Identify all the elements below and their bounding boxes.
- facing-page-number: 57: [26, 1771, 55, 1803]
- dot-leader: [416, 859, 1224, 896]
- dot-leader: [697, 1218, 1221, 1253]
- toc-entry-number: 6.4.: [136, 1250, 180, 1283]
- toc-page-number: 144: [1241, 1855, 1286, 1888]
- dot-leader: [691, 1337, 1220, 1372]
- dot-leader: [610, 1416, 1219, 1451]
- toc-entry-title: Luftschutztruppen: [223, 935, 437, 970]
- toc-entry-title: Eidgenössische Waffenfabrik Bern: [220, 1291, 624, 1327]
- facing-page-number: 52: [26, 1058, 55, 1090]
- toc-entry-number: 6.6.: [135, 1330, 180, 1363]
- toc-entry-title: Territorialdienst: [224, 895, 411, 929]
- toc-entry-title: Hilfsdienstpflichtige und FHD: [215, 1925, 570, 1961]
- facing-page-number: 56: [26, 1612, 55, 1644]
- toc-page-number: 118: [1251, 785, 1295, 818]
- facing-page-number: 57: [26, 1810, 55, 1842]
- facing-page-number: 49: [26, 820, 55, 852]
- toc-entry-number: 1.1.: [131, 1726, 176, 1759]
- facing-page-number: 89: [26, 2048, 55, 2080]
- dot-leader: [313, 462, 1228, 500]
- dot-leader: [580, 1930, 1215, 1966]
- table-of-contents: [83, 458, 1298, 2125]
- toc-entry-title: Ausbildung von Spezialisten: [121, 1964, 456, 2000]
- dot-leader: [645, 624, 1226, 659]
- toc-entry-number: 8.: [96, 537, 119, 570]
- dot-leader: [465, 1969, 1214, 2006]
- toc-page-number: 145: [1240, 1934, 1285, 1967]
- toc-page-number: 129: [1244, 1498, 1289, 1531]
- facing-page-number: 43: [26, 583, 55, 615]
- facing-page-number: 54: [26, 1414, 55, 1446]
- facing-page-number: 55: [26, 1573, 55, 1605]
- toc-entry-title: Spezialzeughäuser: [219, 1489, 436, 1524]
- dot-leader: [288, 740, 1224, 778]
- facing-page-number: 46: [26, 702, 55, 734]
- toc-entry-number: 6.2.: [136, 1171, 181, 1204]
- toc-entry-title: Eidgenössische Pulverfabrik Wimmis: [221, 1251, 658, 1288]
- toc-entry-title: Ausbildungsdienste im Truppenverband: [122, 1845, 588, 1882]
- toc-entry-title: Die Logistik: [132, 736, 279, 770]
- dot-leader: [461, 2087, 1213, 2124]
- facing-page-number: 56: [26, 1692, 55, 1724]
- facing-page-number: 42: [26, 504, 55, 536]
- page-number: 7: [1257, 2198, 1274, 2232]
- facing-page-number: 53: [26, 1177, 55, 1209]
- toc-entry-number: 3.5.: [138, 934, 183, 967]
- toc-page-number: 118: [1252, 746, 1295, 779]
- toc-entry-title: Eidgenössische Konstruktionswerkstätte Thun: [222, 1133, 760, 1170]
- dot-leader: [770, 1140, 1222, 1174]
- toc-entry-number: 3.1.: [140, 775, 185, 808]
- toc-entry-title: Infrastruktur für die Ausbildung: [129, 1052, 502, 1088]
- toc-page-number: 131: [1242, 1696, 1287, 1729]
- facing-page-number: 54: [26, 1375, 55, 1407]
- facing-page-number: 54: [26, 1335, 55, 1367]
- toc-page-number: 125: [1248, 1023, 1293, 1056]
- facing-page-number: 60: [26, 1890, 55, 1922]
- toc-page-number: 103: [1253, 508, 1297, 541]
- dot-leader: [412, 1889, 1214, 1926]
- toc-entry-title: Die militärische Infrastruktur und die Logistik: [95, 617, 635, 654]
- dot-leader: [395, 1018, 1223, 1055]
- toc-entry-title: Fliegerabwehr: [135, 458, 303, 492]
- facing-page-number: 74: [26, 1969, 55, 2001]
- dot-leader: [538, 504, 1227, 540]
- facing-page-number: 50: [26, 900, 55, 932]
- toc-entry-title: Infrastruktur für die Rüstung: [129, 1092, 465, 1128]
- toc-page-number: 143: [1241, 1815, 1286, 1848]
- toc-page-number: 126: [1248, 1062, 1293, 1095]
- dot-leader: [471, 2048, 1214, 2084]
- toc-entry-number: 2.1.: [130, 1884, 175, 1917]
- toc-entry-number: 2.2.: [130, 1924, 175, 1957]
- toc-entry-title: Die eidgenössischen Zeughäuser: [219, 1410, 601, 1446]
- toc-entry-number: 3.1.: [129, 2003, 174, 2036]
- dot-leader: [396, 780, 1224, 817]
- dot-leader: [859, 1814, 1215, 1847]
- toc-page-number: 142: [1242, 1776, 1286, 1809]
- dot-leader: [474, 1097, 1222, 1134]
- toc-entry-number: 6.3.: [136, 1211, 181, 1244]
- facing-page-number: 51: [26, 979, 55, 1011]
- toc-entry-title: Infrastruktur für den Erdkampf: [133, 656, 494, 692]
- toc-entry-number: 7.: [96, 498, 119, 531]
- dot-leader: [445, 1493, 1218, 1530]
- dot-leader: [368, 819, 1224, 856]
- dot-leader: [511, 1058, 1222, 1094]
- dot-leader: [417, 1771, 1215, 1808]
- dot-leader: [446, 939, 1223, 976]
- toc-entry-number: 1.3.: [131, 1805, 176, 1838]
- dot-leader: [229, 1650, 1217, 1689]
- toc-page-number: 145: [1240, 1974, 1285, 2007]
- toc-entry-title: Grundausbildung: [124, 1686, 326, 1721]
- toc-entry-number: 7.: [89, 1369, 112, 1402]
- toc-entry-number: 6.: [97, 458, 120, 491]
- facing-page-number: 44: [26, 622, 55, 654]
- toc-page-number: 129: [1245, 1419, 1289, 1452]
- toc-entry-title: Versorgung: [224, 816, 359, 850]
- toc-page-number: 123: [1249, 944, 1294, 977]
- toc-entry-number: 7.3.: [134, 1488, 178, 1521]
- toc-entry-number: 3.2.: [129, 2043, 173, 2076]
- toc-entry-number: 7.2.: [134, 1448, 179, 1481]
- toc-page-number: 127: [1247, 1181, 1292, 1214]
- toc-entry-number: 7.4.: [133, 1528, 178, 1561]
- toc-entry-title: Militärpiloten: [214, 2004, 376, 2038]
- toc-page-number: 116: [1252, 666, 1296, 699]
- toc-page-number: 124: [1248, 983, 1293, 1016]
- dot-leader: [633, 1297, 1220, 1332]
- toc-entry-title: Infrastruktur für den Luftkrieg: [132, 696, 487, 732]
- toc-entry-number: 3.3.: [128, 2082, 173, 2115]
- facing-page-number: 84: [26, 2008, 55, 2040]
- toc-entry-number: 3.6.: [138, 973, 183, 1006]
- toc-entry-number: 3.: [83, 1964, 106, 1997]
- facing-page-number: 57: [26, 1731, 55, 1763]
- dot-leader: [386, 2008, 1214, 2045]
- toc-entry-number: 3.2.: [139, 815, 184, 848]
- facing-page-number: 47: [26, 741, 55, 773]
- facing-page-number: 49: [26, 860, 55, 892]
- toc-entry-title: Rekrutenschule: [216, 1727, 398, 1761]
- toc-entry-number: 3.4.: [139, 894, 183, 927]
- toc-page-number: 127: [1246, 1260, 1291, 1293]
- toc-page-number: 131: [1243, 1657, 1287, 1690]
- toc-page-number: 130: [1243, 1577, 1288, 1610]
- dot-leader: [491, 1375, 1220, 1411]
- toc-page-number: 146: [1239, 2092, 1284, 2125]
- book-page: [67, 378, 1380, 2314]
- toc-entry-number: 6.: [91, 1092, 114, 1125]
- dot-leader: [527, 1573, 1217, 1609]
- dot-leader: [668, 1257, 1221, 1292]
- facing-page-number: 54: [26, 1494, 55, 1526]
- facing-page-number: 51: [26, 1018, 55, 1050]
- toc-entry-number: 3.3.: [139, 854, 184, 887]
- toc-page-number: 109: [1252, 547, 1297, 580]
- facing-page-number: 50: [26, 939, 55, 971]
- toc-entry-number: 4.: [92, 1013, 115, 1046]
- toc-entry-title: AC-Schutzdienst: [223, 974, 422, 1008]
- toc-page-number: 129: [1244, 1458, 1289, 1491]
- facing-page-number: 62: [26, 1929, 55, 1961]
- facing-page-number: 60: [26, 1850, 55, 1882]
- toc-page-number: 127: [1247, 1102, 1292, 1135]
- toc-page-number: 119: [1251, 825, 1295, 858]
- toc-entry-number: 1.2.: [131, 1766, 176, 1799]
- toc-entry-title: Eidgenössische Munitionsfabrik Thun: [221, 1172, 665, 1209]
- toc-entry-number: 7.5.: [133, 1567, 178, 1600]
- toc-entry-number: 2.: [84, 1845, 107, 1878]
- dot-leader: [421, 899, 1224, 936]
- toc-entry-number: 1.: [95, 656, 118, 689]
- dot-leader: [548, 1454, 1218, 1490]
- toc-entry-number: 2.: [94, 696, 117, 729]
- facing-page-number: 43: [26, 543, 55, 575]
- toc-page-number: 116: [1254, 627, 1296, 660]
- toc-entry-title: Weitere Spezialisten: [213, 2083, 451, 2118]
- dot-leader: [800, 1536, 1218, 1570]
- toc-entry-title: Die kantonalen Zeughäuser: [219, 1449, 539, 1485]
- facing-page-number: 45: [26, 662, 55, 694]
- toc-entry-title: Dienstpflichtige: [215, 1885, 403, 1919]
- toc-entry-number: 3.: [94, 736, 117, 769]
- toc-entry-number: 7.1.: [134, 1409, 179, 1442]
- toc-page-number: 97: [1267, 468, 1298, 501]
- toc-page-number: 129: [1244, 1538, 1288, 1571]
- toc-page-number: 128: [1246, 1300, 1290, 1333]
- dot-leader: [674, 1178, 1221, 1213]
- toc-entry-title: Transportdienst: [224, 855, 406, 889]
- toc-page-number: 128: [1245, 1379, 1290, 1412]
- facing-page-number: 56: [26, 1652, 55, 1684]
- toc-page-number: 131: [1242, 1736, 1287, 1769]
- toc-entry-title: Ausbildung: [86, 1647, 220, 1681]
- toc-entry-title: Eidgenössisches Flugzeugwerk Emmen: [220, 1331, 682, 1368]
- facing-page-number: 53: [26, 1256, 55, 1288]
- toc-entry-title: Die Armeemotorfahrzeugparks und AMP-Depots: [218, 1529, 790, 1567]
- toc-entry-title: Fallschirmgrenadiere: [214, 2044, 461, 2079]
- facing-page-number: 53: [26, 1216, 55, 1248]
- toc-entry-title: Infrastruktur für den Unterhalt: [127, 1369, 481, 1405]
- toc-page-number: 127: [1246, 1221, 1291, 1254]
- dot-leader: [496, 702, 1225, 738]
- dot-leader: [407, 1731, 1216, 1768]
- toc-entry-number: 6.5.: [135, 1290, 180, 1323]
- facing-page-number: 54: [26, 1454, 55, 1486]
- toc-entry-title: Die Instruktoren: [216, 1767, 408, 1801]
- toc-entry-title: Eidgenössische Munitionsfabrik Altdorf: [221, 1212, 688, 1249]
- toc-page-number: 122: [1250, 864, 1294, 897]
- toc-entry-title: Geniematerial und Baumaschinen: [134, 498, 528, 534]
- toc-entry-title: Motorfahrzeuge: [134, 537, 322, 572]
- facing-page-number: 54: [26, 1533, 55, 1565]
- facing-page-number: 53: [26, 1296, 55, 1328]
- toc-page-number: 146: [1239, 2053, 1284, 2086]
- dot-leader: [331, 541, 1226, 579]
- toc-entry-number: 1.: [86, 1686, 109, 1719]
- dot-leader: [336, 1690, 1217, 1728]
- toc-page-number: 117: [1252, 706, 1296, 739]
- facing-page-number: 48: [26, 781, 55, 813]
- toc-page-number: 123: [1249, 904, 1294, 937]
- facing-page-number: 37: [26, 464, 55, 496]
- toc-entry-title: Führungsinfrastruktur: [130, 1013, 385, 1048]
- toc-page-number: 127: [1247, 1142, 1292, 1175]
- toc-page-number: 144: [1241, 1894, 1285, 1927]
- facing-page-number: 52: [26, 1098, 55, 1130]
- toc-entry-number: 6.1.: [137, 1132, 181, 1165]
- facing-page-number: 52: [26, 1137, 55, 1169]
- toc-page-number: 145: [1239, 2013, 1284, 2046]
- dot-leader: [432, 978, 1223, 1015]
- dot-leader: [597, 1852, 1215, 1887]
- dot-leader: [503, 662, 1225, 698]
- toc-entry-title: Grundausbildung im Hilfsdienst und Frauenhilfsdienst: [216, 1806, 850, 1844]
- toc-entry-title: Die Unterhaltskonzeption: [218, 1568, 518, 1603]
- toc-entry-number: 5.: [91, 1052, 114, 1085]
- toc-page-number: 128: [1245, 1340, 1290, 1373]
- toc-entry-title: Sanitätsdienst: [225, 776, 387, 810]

§ §

* [Written task]:
Write out the lines, unchanged, from the first one down to the line that contains "- toc-entry-title: Luftschutztruppen: [223, 935, 437, 970]", with both of those lines included.

* [The response]:
Identify all the elements below and their bounding boxes.
- facing-page-number: 57: [26, 1771, 55, 1803]
- dot-leader: [416, 859, 1224, 896]
- dot-leader: [697, 1218, 1221, 1253]
- toc-entry-number: 6.4.: [136, 1250, 180, 1283]
- toc-page-number: 144: [1241, 1855, 1286, 1888]
- dot-leader: [691, 1337, 1220, 1372]
- dot-leader: [610, 1416, 1219, 1451]
- toc-entry-title: Luftschutztruppen: [223, 935, 437, 970]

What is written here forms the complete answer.